What the task requires
Search the material below for the string "XAUUSD" and list each line that holds it.

Information given
--

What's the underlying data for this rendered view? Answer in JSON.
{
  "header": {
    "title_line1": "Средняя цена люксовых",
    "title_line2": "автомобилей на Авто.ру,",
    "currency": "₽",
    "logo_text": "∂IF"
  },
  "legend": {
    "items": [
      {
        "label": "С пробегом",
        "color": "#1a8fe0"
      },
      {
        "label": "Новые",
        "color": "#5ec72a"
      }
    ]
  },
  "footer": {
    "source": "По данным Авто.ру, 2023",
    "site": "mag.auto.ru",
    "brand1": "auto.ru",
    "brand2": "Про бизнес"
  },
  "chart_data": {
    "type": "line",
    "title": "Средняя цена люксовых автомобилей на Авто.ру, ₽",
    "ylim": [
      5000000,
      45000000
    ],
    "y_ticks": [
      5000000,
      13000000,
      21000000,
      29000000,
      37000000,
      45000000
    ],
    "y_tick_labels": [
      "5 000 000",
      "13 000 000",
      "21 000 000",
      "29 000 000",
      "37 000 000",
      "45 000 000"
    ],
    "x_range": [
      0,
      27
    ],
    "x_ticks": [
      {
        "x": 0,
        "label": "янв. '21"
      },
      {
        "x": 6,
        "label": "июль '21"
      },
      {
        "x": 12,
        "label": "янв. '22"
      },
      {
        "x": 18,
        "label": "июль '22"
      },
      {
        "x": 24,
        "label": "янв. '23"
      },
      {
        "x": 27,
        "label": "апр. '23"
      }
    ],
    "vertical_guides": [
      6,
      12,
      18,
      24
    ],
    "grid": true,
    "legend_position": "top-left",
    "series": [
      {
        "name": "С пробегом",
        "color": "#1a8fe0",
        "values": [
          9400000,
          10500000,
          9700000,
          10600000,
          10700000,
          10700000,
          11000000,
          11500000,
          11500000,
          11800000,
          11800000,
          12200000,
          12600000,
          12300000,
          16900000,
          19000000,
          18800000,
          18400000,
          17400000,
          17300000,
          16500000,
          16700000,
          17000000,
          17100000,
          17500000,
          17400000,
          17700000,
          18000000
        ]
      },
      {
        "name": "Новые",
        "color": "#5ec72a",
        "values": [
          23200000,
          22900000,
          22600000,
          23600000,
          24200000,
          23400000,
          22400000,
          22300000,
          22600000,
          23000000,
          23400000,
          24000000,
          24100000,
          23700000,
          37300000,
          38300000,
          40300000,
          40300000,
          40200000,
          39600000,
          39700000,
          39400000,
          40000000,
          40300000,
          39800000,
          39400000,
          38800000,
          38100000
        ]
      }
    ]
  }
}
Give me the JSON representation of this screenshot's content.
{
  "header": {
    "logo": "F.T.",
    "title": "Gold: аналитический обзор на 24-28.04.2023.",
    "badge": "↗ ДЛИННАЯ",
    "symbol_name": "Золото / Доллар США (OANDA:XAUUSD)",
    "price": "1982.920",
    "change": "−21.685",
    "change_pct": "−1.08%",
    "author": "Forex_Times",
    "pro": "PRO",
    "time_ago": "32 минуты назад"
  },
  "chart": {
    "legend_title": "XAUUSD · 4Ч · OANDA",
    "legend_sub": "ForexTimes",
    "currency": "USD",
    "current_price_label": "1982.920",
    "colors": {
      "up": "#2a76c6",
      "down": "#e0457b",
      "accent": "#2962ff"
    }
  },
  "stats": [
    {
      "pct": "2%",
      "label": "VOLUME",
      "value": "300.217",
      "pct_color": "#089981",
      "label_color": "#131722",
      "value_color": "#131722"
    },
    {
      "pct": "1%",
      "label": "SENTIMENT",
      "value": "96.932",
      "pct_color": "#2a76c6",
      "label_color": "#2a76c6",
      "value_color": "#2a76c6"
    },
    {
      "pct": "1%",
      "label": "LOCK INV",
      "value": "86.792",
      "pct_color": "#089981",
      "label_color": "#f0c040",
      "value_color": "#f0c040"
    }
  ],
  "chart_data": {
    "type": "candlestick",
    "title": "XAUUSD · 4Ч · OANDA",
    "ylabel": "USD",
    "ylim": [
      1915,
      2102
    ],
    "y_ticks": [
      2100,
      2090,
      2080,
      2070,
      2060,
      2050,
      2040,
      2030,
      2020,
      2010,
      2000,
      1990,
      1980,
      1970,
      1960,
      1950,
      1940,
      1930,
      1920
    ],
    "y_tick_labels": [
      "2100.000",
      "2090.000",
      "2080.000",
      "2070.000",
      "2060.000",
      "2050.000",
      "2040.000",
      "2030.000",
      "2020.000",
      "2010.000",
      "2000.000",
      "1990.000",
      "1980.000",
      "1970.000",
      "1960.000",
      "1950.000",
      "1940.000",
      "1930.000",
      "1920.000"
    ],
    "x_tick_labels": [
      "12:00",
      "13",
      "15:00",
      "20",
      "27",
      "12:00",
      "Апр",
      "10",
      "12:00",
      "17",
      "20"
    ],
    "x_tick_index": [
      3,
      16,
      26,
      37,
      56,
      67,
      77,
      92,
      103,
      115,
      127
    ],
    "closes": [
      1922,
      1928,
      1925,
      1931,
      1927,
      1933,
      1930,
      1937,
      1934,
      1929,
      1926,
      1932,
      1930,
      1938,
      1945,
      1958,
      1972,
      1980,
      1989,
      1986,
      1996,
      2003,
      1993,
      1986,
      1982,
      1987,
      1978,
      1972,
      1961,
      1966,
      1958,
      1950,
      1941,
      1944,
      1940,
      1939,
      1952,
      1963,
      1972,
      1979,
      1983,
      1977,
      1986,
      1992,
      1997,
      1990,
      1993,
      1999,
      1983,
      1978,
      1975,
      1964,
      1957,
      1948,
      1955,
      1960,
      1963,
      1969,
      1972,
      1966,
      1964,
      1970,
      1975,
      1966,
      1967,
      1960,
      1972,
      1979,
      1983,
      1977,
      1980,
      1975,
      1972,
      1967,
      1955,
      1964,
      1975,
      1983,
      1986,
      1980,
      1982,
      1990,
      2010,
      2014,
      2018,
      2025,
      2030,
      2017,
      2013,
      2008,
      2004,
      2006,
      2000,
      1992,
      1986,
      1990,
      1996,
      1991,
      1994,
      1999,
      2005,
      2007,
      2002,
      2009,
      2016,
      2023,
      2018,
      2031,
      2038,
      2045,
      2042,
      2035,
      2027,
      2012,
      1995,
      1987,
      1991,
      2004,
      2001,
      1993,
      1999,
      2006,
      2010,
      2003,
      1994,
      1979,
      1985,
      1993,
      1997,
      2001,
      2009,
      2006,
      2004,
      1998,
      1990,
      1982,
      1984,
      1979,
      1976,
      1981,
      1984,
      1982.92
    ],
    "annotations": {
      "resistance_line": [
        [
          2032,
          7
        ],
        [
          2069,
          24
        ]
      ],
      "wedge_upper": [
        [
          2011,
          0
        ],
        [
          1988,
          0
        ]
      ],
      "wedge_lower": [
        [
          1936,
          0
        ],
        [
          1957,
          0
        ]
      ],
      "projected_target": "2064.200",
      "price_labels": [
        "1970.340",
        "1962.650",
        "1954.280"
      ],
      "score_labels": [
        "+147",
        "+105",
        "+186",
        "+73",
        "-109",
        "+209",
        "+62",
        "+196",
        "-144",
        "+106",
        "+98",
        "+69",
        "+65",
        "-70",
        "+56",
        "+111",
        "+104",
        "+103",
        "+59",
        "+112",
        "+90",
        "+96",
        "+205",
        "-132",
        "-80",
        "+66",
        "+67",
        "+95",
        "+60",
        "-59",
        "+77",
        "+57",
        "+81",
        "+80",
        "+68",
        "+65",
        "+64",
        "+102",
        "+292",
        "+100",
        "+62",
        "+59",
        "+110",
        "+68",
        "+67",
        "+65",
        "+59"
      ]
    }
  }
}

--

Answer to the exercise
    "symbol_name": "Золото / Доллар США (OANDA:XAUUSD)",
    "legend_title": "XAUUSD · 4Ч · OANDA",
    "title": "XAUUSD · 4Ч · OANDA",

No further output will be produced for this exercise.